» Directions
Check each line of the records below and collect those that include the word "ihrem".

Records of document pages
-=-=-=-=-

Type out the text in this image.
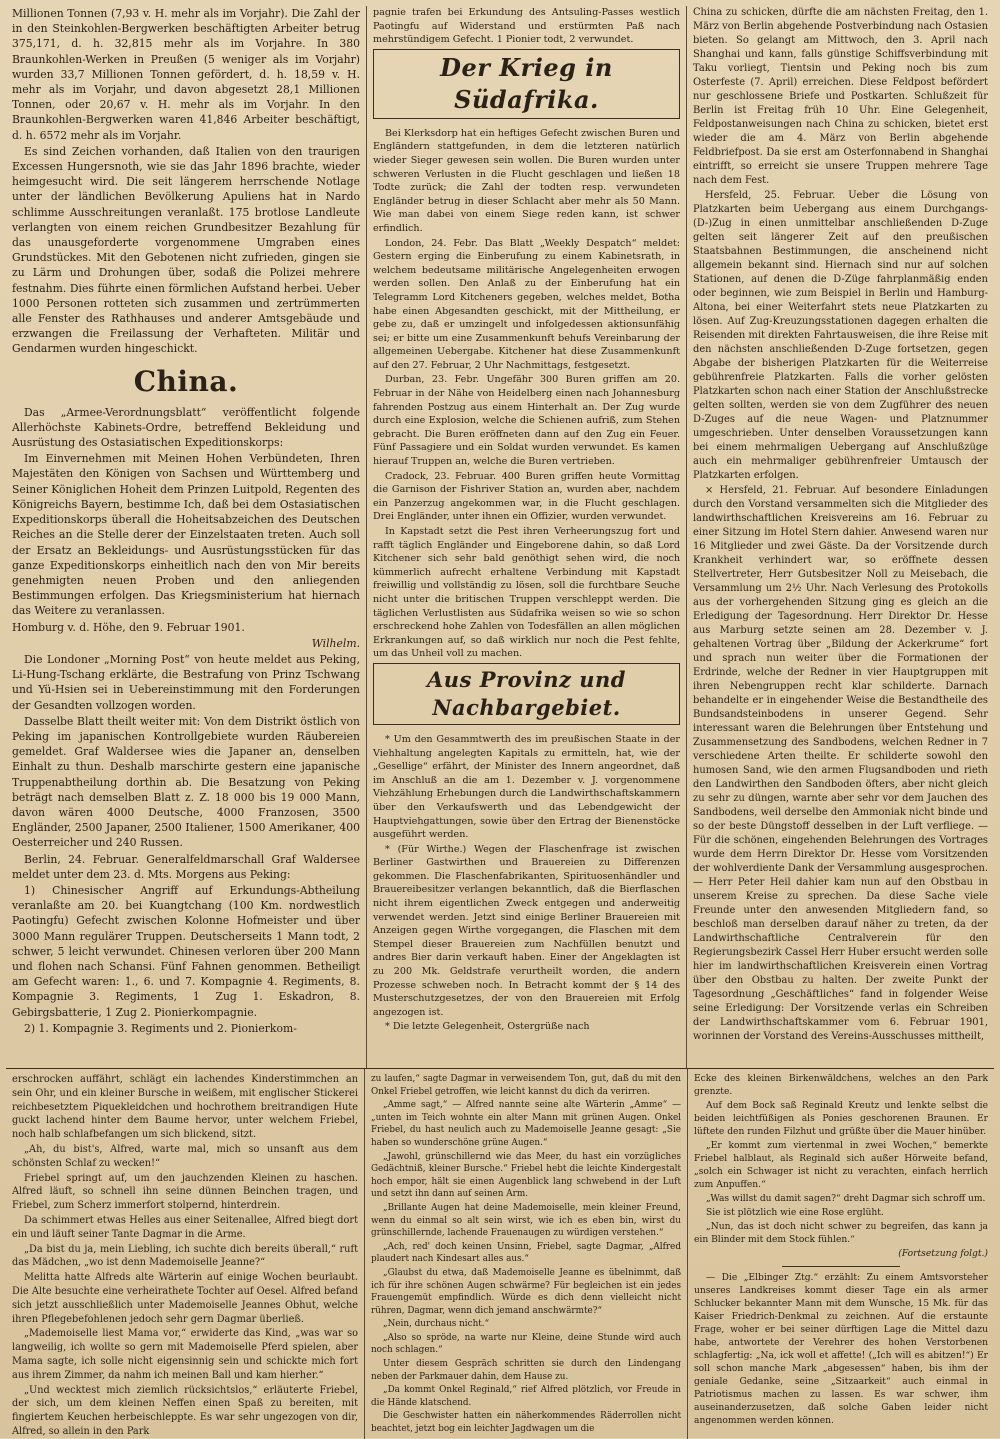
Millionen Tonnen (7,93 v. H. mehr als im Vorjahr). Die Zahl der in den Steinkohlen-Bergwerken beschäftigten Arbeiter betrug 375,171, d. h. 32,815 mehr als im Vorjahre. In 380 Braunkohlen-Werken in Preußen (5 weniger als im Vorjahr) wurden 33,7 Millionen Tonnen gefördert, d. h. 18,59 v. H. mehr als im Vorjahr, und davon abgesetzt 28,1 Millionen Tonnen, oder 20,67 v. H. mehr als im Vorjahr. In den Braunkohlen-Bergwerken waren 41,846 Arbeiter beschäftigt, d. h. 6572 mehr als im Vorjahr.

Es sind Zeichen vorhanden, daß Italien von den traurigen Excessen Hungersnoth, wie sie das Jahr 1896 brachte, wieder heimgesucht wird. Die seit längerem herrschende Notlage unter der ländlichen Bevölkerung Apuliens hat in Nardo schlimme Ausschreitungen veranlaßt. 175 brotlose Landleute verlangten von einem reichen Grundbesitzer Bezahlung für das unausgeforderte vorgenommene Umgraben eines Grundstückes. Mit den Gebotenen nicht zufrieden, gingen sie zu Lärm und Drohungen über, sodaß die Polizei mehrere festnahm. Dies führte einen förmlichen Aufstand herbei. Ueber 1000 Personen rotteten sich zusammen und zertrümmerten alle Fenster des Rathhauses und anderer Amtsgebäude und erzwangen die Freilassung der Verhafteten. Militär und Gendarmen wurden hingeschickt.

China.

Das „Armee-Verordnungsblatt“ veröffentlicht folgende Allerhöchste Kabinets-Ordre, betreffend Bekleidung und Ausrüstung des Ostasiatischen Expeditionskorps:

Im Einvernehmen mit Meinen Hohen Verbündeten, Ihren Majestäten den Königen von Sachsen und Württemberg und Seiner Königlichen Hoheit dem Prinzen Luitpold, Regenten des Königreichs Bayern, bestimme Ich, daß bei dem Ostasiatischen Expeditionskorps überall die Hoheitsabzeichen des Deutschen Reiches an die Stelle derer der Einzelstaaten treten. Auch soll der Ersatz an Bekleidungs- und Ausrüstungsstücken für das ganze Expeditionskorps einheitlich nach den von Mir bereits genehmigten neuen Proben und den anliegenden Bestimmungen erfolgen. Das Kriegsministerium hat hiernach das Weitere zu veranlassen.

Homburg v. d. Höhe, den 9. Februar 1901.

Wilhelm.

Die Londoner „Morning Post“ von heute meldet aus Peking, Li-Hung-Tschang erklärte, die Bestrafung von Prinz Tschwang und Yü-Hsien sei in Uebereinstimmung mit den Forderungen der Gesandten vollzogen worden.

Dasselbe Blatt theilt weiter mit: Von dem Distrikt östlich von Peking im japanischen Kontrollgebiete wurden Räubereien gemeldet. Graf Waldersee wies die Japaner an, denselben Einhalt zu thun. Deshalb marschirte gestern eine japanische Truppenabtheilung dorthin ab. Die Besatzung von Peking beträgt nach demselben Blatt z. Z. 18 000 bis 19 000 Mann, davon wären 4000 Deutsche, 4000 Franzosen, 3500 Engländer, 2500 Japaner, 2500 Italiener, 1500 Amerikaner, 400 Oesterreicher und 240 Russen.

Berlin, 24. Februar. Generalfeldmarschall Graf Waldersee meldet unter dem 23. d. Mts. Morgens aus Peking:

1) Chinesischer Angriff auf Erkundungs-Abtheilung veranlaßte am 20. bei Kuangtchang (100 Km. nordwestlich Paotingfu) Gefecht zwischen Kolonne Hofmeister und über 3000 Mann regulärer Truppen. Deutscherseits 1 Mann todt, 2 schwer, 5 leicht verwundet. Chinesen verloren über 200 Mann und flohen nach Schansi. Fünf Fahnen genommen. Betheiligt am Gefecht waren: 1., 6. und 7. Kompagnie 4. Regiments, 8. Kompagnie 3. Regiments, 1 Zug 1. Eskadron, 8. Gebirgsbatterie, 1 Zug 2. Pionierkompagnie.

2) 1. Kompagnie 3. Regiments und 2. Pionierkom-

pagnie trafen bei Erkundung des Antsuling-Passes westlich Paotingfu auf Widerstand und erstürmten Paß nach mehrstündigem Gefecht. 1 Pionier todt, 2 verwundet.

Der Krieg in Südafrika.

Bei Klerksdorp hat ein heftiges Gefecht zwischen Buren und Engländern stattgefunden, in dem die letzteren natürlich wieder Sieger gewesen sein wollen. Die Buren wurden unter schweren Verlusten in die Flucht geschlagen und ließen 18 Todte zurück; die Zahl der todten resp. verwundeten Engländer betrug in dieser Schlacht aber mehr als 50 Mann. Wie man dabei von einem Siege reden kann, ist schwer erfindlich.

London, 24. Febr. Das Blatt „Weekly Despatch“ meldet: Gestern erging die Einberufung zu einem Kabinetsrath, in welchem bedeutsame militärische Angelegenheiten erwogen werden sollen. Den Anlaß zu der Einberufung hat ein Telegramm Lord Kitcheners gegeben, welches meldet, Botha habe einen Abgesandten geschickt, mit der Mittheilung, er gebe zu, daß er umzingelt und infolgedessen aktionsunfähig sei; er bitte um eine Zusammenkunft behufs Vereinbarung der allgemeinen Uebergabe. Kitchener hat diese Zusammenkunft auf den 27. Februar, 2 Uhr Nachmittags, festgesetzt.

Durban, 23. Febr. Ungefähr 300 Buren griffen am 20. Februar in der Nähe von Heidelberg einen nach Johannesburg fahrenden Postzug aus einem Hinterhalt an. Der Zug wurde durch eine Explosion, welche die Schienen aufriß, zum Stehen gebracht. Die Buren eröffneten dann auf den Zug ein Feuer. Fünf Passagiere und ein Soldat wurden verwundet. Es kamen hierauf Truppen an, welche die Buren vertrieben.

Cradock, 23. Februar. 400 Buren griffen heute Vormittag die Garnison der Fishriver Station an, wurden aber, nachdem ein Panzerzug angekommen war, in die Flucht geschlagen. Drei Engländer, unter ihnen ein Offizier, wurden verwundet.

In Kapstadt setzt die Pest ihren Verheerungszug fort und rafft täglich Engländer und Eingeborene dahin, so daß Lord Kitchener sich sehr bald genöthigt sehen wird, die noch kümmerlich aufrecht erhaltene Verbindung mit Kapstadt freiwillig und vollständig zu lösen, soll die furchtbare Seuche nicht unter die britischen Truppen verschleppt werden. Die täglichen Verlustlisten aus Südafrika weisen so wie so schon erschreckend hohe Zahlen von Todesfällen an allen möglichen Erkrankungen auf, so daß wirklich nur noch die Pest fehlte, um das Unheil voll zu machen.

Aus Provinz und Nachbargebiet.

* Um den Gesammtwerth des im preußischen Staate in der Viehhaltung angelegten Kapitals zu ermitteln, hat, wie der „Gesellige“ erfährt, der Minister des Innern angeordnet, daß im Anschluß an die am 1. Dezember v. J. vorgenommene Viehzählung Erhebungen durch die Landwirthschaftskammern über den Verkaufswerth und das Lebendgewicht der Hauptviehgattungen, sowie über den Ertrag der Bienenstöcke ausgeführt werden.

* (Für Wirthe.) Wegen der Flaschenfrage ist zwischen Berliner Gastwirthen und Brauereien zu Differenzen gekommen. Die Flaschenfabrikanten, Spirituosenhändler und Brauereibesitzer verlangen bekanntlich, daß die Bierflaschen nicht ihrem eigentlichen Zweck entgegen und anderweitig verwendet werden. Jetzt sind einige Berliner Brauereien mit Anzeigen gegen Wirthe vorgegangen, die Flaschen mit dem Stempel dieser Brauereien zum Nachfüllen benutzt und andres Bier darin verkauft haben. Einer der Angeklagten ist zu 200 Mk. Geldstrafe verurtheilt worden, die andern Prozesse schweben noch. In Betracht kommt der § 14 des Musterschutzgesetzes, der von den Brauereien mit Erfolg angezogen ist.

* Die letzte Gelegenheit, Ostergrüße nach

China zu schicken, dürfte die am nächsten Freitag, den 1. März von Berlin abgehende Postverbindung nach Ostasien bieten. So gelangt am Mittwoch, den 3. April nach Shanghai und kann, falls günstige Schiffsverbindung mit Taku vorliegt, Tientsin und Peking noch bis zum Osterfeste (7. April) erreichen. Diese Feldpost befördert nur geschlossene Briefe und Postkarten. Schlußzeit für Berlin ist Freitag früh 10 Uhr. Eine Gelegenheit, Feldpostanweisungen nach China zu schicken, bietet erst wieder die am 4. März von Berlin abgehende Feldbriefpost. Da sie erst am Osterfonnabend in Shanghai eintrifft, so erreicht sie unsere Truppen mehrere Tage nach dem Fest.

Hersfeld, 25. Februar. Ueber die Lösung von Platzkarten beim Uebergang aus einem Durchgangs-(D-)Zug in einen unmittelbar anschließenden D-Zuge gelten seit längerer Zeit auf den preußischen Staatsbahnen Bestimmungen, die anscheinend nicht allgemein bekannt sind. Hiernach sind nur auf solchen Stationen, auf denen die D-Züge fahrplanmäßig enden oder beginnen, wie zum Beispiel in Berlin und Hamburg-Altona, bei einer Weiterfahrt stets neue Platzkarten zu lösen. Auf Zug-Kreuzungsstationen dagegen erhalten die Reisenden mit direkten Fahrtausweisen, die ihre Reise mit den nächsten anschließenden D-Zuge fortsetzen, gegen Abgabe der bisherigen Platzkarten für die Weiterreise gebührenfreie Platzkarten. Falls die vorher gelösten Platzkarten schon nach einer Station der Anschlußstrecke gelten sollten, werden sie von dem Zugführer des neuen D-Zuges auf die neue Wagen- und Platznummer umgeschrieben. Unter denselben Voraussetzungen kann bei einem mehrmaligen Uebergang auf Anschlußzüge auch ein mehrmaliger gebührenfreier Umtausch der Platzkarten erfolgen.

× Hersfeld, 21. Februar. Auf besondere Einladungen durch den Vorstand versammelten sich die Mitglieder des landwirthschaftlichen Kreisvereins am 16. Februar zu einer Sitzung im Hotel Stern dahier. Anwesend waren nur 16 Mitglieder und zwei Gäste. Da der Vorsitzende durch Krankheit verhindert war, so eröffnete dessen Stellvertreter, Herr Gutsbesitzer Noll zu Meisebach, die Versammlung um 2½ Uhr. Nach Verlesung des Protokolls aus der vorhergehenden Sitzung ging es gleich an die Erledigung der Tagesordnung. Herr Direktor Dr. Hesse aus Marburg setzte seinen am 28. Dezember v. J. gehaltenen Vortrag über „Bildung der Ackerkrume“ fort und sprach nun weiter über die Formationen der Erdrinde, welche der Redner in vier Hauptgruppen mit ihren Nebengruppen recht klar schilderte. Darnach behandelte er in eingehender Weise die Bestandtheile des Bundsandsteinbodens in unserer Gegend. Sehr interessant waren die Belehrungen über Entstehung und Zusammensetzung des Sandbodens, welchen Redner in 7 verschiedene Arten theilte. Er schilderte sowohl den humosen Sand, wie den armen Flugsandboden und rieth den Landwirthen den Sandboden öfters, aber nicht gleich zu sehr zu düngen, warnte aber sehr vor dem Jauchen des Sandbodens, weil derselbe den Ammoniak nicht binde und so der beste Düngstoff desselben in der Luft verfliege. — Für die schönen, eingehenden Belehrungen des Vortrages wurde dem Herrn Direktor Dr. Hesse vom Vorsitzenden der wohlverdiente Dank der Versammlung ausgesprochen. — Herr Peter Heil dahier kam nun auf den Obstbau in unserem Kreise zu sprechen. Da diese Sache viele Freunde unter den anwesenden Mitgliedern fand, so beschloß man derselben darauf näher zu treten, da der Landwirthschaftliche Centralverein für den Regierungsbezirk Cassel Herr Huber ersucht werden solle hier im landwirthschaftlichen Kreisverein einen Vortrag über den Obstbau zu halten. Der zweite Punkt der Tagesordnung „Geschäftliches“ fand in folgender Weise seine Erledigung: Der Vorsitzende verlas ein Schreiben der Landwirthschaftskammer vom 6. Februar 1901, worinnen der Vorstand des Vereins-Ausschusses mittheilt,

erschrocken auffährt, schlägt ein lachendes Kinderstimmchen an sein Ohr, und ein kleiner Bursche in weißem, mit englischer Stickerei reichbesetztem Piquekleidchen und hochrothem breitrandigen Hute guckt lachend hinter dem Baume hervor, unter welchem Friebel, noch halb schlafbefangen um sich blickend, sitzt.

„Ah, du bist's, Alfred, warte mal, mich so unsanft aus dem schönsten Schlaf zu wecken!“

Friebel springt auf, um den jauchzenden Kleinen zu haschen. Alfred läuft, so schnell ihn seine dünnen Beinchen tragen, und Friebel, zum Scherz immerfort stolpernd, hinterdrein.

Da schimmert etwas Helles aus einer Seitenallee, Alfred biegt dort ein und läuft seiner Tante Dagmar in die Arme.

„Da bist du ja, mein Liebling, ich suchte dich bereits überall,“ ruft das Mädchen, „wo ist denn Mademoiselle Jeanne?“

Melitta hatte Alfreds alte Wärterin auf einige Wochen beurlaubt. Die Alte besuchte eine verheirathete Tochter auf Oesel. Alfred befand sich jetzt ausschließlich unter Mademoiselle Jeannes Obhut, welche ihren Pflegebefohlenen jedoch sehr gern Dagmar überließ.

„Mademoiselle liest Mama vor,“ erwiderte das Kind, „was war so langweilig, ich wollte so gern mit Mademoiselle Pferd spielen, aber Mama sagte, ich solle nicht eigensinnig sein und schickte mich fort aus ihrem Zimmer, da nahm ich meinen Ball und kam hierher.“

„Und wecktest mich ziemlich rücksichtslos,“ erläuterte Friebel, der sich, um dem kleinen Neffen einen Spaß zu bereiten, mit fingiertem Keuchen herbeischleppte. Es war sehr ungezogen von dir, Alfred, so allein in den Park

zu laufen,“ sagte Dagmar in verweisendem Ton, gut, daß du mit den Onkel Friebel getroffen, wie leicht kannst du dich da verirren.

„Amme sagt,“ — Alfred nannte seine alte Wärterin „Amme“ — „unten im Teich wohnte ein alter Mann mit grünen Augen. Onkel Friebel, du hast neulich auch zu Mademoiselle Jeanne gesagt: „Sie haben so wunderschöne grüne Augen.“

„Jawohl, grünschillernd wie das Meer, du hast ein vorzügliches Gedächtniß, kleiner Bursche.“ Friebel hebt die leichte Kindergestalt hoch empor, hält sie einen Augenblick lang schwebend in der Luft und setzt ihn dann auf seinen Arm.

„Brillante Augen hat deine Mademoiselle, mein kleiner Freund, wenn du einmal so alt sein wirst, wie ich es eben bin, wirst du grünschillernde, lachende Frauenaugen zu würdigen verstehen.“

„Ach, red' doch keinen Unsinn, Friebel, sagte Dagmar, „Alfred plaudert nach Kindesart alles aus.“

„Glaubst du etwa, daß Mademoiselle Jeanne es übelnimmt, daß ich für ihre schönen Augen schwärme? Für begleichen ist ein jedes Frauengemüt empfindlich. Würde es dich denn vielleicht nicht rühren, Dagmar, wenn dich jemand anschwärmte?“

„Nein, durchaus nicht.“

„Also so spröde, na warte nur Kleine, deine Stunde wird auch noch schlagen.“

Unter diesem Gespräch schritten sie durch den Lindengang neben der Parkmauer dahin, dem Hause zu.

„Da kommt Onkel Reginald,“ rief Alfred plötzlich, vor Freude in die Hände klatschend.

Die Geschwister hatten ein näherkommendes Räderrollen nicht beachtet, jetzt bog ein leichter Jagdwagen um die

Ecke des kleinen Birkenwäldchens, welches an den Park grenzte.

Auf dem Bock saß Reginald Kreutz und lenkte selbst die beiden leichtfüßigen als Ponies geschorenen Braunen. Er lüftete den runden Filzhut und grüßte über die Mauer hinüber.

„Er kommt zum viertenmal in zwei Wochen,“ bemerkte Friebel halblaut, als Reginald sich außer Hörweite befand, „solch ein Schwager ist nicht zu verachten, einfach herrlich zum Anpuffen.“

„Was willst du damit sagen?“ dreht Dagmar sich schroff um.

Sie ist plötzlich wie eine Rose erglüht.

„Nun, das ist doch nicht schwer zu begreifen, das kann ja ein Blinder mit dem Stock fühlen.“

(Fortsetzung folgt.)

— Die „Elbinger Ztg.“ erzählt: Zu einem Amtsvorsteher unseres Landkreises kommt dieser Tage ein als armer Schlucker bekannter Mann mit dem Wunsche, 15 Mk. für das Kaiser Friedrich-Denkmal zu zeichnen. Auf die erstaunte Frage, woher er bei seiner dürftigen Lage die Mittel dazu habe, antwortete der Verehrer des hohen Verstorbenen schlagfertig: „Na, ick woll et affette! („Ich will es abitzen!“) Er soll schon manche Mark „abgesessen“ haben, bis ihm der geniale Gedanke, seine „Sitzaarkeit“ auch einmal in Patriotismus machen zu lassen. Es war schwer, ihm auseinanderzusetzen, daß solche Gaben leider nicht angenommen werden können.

-=-=-=-=-

» The completed task
* (Für Wirthe.) Wegen der Flaschenfrage ist zwischen Berliner Gastwirthen und Brauereien zu Differenzen gekommen. Die Flaschenfabrikanten, Spirituosenhändler und Brauereibesitzer verlangen bekanntlich, daß die Bierflaschen nicht ihrem eigentlichen Zweck entgegen und anderweitig verwendet werden. Jetzt sind einige Berliner Brauereien mit Anzeigen gegen Wirthe vorgegangen, die Flaschen mit dem Stempel dieser Brauereien zum Nachfüllen benutzt und andres Bier darin verkauft haben. Einer der Angeklagten ist zu 200 Mk. Geldstrafe verurtheilt worden, die andern Prozesse schweben noch. In Betracht kommt der § 14 des Musterschutzgesetzes, der von den Brauereien mit Erfolg angezogen ist.
„Mademoiselle liest Mama vor,“ erwiderte das Kind, „was war so langweilig, ich wollte so gern mit Mademoiselle Pferd spielen, aber Mama sagte, ich solle nicht eigensinnig sein und schickte mich fort aus ihrem Zimmer, da nahm ich meinen Ball und kam hierher.“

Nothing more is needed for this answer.